Print the full listing exactly.
╭──
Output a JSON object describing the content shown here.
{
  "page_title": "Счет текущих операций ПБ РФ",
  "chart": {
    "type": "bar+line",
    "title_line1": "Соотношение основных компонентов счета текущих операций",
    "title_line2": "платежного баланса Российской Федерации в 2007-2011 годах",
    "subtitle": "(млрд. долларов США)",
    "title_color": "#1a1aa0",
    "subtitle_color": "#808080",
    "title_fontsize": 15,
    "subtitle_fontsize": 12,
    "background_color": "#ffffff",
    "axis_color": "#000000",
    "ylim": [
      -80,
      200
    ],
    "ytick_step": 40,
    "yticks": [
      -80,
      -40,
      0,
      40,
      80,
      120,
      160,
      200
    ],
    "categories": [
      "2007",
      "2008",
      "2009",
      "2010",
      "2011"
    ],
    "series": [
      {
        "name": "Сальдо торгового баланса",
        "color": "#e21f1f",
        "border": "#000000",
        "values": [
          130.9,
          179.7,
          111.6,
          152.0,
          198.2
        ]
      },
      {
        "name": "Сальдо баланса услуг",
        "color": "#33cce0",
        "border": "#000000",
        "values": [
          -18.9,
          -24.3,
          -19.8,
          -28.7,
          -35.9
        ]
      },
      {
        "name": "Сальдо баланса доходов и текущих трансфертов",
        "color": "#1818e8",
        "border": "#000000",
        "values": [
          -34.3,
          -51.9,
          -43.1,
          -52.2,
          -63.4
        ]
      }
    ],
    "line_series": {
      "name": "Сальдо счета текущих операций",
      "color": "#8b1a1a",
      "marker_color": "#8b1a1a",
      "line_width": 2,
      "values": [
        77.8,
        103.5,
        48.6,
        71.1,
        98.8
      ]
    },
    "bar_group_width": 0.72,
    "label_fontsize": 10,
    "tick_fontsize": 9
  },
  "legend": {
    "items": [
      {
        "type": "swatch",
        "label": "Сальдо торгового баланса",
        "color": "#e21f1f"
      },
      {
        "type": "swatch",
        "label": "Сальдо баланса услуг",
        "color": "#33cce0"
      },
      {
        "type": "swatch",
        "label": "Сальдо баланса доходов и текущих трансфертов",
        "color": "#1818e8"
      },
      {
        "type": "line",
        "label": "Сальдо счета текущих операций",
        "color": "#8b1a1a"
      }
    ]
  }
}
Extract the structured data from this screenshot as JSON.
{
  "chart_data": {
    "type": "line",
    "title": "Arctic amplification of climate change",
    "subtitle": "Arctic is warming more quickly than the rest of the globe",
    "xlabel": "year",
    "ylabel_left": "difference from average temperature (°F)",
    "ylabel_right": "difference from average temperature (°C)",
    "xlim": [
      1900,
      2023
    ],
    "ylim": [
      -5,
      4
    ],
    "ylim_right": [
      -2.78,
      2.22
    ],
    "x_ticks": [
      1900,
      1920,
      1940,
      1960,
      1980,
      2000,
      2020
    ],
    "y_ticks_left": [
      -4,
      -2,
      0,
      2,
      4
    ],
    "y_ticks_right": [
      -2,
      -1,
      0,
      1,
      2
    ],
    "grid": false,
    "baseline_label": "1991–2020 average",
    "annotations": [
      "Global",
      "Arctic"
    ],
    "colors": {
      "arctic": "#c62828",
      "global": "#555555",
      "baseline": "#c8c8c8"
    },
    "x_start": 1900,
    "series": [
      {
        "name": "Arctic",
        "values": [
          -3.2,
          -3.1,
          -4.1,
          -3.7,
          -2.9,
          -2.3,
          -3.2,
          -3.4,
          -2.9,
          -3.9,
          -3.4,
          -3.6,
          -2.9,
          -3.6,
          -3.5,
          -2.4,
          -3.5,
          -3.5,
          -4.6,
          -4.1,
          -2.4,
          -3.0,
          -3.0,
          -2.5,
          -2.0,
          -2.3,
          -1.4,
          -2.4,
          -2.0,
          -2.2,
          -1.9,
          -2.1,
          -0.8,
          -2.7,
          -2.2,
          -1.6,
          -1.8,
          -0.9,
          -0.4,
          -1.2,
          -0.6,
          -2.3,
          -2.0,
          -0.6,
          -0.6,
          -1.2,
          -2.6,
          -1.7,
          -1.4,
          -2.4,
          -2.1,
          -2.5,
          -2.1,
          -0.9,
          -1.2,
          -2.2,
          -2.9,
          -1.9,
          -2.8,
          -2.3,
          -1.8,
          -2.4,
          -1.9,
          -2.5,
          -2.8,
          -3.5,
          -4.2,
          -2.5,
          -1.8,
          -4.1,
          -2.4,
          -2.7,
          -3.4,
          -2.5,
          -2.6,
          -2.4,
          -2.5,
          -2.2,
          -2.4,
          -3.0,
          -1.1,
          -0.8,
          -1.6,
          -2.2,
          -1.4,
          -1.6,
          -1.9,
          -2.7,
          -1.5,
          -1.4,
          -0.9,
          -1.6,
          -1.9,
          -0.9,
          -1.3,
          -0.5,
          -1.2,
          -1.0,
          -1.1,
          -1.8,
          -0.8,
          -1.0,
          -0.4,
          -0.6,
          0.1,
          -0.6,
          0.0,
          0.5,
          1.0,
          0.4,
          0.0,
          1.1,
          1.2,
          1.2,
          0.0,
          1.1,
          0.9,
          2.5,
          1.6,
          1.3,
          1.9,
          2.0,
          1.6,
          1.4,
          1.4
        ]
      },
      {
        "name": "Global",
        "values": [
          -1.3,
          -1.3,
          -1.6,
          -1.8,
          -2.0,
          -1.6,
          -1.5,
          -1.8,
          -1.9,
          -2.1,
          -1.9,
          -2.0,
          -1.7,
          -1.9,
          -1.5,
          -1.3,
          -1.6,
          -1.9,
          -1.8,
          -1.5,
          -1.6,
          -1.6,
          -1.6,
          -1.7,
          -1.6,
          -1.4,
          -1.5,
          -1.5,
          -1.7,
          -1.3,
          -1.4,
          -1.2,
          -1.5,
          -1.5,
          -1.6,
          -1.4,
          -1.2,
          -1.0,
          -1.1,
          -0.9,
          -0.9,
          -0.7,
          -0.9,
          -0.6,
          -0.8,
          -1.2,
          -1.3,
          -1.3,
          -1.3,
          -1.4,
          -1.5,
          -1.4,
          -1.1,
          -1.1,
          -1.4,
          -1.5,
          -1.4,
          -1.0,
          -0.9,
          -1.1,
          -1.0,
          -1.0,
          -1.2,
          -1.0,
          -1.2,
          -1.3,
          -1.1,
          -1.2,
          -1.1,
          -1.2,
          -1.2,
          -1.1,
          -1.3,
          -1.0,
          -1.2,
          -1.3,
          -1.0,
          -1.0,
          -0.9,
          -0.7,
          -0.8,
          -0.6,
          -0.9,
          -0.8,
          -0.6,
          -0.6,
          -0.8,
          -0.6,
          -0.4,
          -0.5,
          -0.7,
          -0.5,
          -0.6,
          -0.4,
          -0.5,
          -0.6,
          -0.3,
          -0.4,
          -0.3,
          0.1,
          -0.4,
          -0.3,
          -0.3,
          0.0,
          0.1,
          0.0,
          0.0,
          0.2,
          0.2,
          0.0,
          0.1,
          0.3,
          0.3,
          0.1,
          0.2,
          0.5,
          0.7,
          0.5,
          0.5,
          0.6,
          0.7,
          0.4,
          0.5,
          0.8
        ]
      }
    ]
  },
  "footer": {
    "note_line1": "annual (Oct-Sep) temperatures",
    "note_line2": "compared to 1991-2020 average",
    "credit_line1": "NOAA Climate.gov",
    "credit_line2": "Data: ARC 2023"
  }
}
╰──
* WRITTEN REPLY
Output a JSON object describing the content shown here.
{
  "page_title": "Счет текущих операций ПБ РФ",
  "chart": {
    "type": "bar+line",
    "title_line1": "Соотношение основных компонентов счета текущих операций",
    "title_line2": "платежного баланса Российской Федерации в 2007-2011 годах",
    "subtitle": "(млрд. долларов США)",
    "title_color": "#1a1aa0",
    "subtitle_color": "#808080",
    "title_fontsize": 15,
    "subtitle_fontsize": 12,
    "background_color": "#ffffff",
    "axis_color": "#000000",
    "ylim": [
      -80,
      200
    ],
    "ytick_step": 40,
    "yticks": [
      -80,
      -40,
      0,
      40,
      80,
      120,
      160,
      200
    ],
    "categories": [
      "2007",
      "2008",
      "2009",
      "2010",
      "2011"
    ],
    "series": [
      {
        "name": "Сальдо торгового баланса",
        "color": "#e21f1f",
        "border": "#000000",
        "values": [
          130.9,
          179.7,
          111.6,
          152.0,
          198.2
        ]
      },
      {
        "name": "Сальдо баланса услуг",
        "color": "#33cce0",
        "border": "#000000",
        "values": [
          -18.9,
          -24.3,
          -19.8,
          -28.7,
          -35.9
        ]
      },
      {
        "name": "Сальдо баланса доходов и текущих трансфертов",
        "color": "#1818e8",
        "border": "#000000",
        "values": [
          -34.3,
          -51.9,
          -43.1,
          -52.2,
          -63.4
        ]
      }
    ],
    "line_series": {
      "name": "Сальдо счета текущих операций",
      "color": "#8b1a1a",
      "marker_color": "#8b1a1a",
      "line_width": 2,
      "values": [
        77.8,
        103.5,
        48.6,
        71.1,
        98.8
      ]
    },
    "bar_group_width": 0.72,
    "label_fontsize": 10,
    "tick_fontsize": 9
  },
  "legend": {
    "items": [
      {
        "type": "swatch",
        "label": "Сальдо торгового баланса",
        "color": "#e21f1f"
      },
      {
        "type": "swatch",
        "label": "Сальдо баланса услуг",
        "color": "#33cce0"
      },
      {
        "type": "swatch",
        "label": "Сальдо баланса доходов и текущих трансфертов",
        "color": "#1818e8"
      },
      {
        "type": "line",
        "label": "Сальдо счета текущих операций",
        "color": "#8b1a1a"
      }
    ]
  }
}
Extract the structured data from this screenshot as JSON.
{
  "chart_data": {
    "type": "line",
    "title": "Arctic amplification of climate change",
    "subtitle": "Arctic is warming more quickly than the rest of the globe",
    "xlabel": "year",
    "ylabel_left": "difference from average temperature (°F)",
    "ylabel_right": "difference from average temperature (°C)",
    "xlim": [
      1900,
      2023
    ],
    "ylim": [
      -5,
      4
    ],
    "ylim_right": [
      -2.78,
      2.22
    ],
    "x_ticks": [
      1900,
      1920,
      1940,
      1960,
      1980,
      2000,
      2020
    ],
    "y_ticks_left": [
      -4,
      -2,
      0,
      2,
      4
    ],
    "y_ticks_right": [
      -2,
      -1,
      0,
      1,
      2
    ],
    "grid": false,
    "baseline_label": "1991–2020 average",
    "annotations": [
      "Global",
      "Arctic"
    ],
    "colors": {
      "arctic": "#c62828",
      "global": "#555555",
      "baseline": "#c8c8c8"
    },
    "x_start": 1900,
    "series": [
      {
        "name": "Arctic",
        "values": [
          -3.2,
          -3.1,
          -4.1,
          -3.7,
          -2.9,
          -2.3,
          -3.2,
          -3.4,
          -2.9,
          -3.9,
          -3.4,
          -3.6,
          -2.9,
          -3.6,
          -3.5,
          -2.4,
          -3.5,
          -3.5,
          -4.6,
          -4.1,
          -2.4,
          -3.0,
          -3.0,
          -2.5,
          -2.0,
          -2.3,
          -1.4,
          -2.4,
          -2.0,
          -2.2,
          -1.9,
          -2.1,
          -0.8,
          -2.7,
          -2.2,
          -1.6,
          -1.8,
          -0.9,
          -0.4,
          -1.2,
          -0.6,
          -2.3,
          -2.0,
          -0.6,
          -0.6,
          -1.2,
          -2.6,
          -1.7,
          -1.4,
          -2.4,
          -2.1,
          -2.5,
          -2.1,
          -0.9,
          -1.2,
          -2.2,
          -2.9,
          -1.9,
          -2.8,
          -2.3,
          -1.8,
          -2.4,
          -1.9,
          -2.5,
          -2.8,
          -3.5,
          -4.2,
          -2.5,
          -1.8,
          -4.1,
          -2.4,
          -2.7,
          -3.4,
          -2.5,
          -2.6,
          -2.4,
          -2.5,
          -2.2,
          -2.4,
          -3.0,
          -1.1,
          -0.8,
          -1.6,
          -2.2,
          -1.4,
          -1.6,
          -1.9,
          -2.7,
          -1.5,
          -1.4,
          -0.9,
          -1.6,
          -1.9,
          -0.9,
          -1.3,
          -0.5,
          -1.2,
          -1.0,
          -1.1,
          -1.8,
          -0.8,
          -1.0,
          -0.4,
          -0.6,
          0.1,
          -0.6,
          0.0,
          0.5,
          1.0,
          0.4,
          0.0,
          1.1,
          1.2,
          1.2,
          0.0,
          1.1,
          0.9,
          2.5,
          1.6,
          1.3,
          1.9,
          2.0,
          1.6,
          1.4,
          1.4
        ]
      },
      {
        "name": "Global",
        "values": [
          -1.3,
          -1.3,
          -1.6,
          -1.8,
          -2.0,
          -1.6,
          -1.5,
          -1.8,
          -1.9,
          -2.1,
          -1.9,
          -2.0,
          -1.7,
          -1.9,
          -1.5,
          -1.3,
          -1.6,
          -1.9,
          -1.8,
          -1.5,
          -1.6,
          -1.6,
          -1.6,
          -1.7,
          -1.6,
          -1.4,
          -1.5,
          -1.5,
          -1.7,
          -1.3,
          -1.4,
          -1.2,
          -1.5,
          -1.5,
          -1.6,
          -1.4,
          -1.2,
          -1.0,
          -1.1,
          -0.9,
          -0.9,
          -0.7,
          -0.9,
          -0.6,
          -0.8,
          -1.2,
          -1.3,
          -1.3,
          -1.3,
          -1.4,
          -1.5,
          -1.4,
          -1.1,
          -1.1,
          -1.4,
          -1.5,
          -1.4,
          -1.0,
          -0.9,
          -1.1,
          -1.0,
          -1.0,
          -1.2,
          -1.0,
          -1.2,
          -1.3,
          -1.1,
          -1.2,
          -1.1,
          -1.2,
          -1.2,
          -1.1,
          -1.3,
          -1.0,
          -1.2,
          -1.3,
          -1.0,
          -1.0,
          -0.9,
          -0.7,
          -0.8,
          -0.6,
          -0.9,
          -0.8,
          -0.6,
          -0.6,
          -0.8,
          -0.6,
          -0.4,
          -0.5,
          -0.7,
          -0.5,
          -0.6,
          -0.4,
          -0.5,
          -0.6,
          -0.3,
          -0.4,
          -0.3,
          0.1,
          -0.4,
          -0.3,
          -0.3,
          0.0,
          0.1,
          0.0,
          0.0,
          0.2,
          0.2,
          0.0,
          0.1,
          0.3,
          0.3,
          0.1,
          0.2,
          0.5,
          0.7,
          0.5,
          0.5,
          0.6,
          0.7,
          0.4,
          0.5,
          0.8
        ]
      }
    ]
  },
  "footer": {
    "note_line1": "annual (Oct-Sep) temperatures",
    "note_line2": "compared to 1991-2020 average",
    "credit_line1": "NOAA Climate.gov",
    "credit_line2": "Data: ARC 2023"
  }
}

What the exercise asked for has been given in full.